* [RECORDS FOR THIS EXERCISE]:
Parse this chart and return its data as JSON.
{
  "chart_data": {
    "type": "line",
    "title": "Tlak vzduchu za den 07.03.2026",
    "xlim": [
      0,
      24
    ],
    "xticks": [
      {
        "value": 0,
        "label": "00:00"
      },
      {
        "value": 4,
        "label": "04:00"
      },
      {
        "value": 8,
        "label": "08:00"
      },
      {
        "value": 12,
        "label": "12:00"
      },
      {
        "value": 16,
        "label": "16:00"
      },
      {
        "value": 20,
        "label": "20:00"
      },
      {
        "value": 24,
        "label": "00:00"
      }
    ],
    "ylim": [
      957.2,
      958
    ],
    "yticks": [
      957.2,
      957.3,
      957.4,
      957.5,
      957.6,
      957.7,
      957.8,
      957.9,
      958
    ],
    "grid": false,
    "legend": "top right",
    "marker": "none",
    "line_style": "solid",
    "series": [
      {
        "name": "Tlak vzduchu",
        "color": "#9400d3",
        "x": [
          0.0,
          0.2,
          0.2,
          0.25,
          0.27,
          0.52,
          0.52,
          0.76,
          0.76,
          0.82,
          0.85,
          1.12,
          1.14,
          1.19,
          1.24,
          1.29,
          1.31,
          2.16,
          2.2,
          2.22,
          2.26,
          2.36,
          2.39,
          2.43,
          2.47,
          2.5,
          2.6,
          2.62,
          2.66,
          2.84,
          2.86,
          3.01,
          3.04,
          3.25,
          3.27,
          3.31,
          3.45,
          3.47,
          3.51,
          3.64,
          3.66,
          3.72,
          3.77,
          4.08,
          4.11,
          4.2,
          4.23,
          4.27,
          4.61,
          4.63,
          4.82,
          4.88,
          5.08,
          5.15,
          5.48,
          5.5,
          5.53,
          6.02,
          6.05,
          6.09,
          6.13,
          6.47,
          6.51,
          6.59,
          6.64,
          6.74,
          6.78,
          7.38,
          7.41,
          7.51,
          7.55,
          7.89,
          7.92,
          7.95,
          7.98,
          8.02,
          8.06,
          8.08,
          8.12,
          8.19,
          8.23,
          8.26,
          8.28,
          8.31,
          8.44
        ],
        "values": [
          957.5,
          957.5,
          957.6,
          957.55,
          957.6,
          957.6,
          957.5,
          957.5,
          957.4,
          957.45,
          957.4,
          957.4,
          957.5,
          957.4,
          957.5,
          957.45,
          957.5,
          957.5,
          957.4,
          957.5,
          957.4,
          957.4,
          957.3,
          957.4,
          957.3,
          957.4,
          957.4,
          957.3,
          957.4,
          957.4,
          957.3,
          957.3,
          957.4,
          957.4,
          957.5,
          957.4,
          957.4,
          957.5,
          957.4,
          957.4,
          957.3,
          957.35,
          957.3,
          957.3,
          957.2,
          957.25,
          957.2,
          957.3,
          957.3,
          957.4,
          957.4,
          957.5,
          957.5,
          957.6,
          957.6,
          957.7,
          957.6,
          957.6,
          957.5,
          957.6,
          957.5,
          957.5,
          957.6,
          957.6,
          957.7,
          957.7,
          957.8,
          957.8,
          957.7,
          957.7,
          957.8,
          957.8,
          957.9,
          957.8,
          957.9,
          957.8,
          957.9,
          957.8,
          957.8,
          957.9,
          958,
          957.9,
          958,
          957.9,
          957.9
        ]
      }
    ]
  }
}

* [SET PROBLEM]: Select from the material above each line in which the string "vzduchu" appears, and list those lines.

* [THE ANSWER]:
    "title": "Tlak vzduchu za den 07.03.2026",
        "name": "Tlak vzduchu",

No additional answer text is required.